**Extracts from a graphics dataset:**
□ □ □ □

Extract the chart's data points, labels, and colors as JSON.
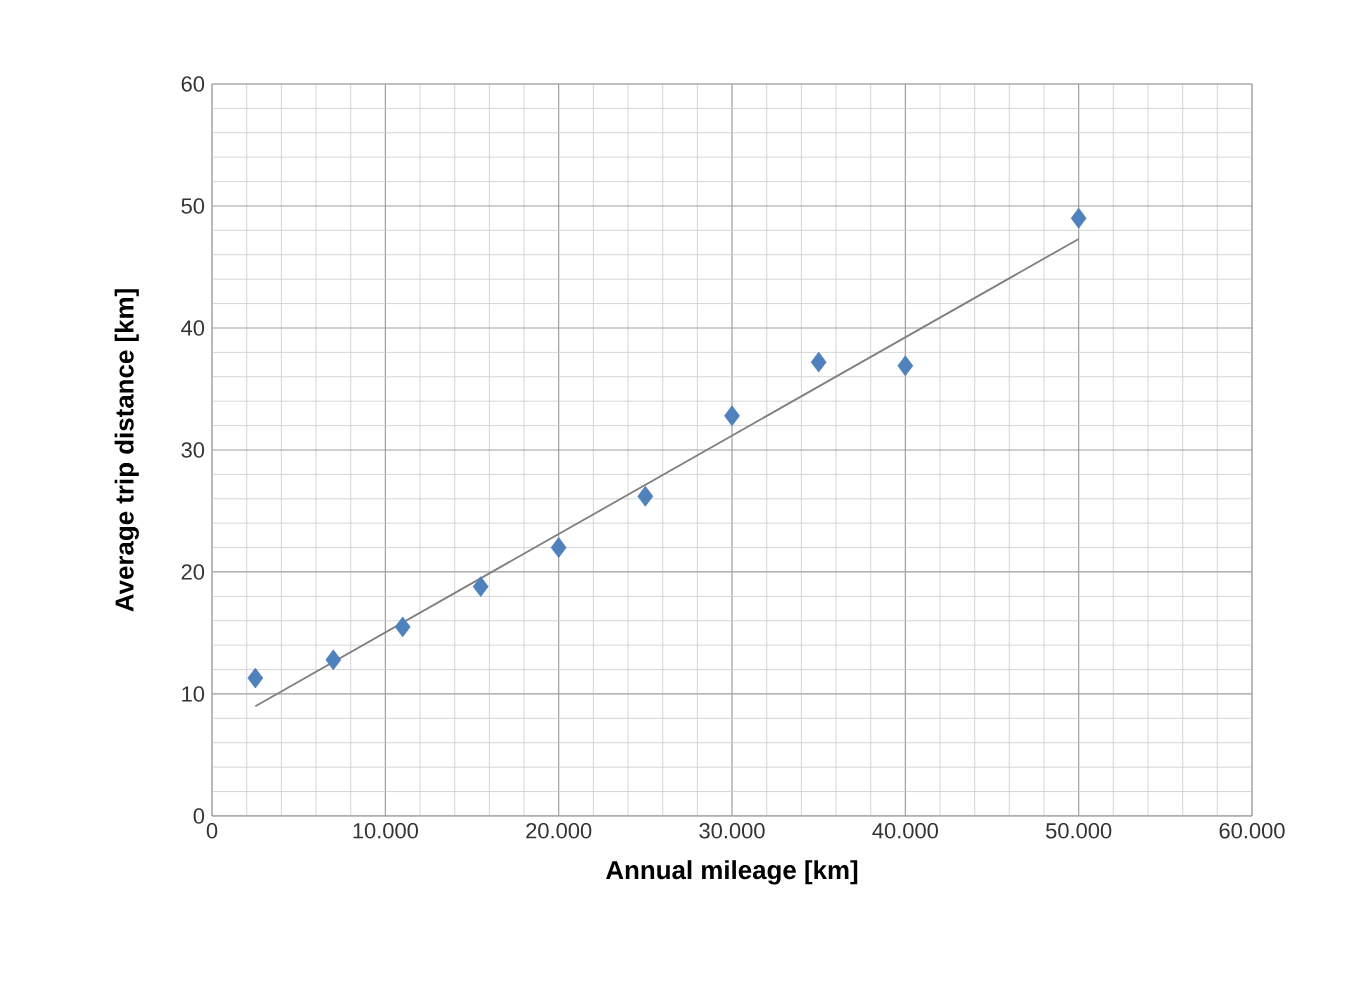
{
  "chart_data": {
    "type": "scatter",
    "xlabel": "Annual mileage [km]",
    "ylabel": "Average trip distance [km]",
    "series": [
      {
        "color": "#4f81bd",
        "marker": "diamond",
        "x": [
          2500,
          7000,
          11000,
          15500,
          20000,
          25000,
          30000,
          35000,
          40000,
          50000
        ],
        "values": [
          11.3,
          12.8,
          15.5,
          18.8,
          22,
          26.2,
          32.8,
          37.2,
          36.9,
          49
        ]
      },
      {
        "type": "line",
        "color": "#7f7f7f",
        "marker": "none",
        "x": [
          2500,
          50000
        ],
        "values": [
          9,
          47.3
        ]
      }
    ],
    "xlim": [
      0,
      60000
    ],
    "ylim": [
      0,
      60
    ],
    "xticks": [
      0,
      {
        "value": 10000,
        "label": "10.000"
      },
      {
        "value": 20000,
        "label": "20.000"
      },
      {
        "value": 30000,
        "label": "30.000"
      },
      {
        "value": 40000,
        "label": "40.000"
      },
      {
        "value": 50000,
        "label": "50.000"
      },
      {
        "value": 60000,
        "label": "60.000"
      }
    ],
    "yticks": [
      0,
      10,
      20,
      30,
      40,
      50,
      60
    ],
    "grid": true
  }
}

□ □ □ □

Give an exact copy of the material, leaving out every picture.

Extract the chart's data points, labels, and colors as JSON.
{
  "chart_data": {
    "type": "scatter",
    "xlabel": "Annual mileage [km]",
    "ylabel": "Average trip distance [km]",
    "series": [
      {
        "color": "#4f81bd",
        "marker": "diamond",
        "x": [
          2500,
          7000,
          11000,
          15500,
          20000,
          25000,
          30000,
          35000,
          40000,
          50000
        ],
        "values": [
          11.3,
          12.8,
          15.5,
          18.8,
          22,
          26.2,
          32.8,
          37.2,
          36.9,
          49
        ]
      },
      {
        "type": "line",
        "color": "#7f7f7f",
        "marker": "none",
        "x": [
          2500,
          50000
        ],
        "values": [
          9,
          47.3
        ]
      }
    ],
    "xlim": [
      0,
      60000
    ],
    "ylim": [
      0,
      60
    ],
    "xticks": [
      0,
      {
        "value": 10000,
        "label": "10.000"
      },
      {
        "value": 20000,
        "label": "20.000"
      },
      {
        "value": 30000,
        "label": "30.000"
      },
      {
        "value": 40000,
        "label": "40.000"
      },
      {
        "value": 50000,
        "label": "50.000"
      },
      {
        "value": 60000,
        "label": "60.000"
      }
    ],
    "yticks": [
      0,
      10,
      20,
      30,
      40,
      50,
      60
    ],
    "grid": true
  }
}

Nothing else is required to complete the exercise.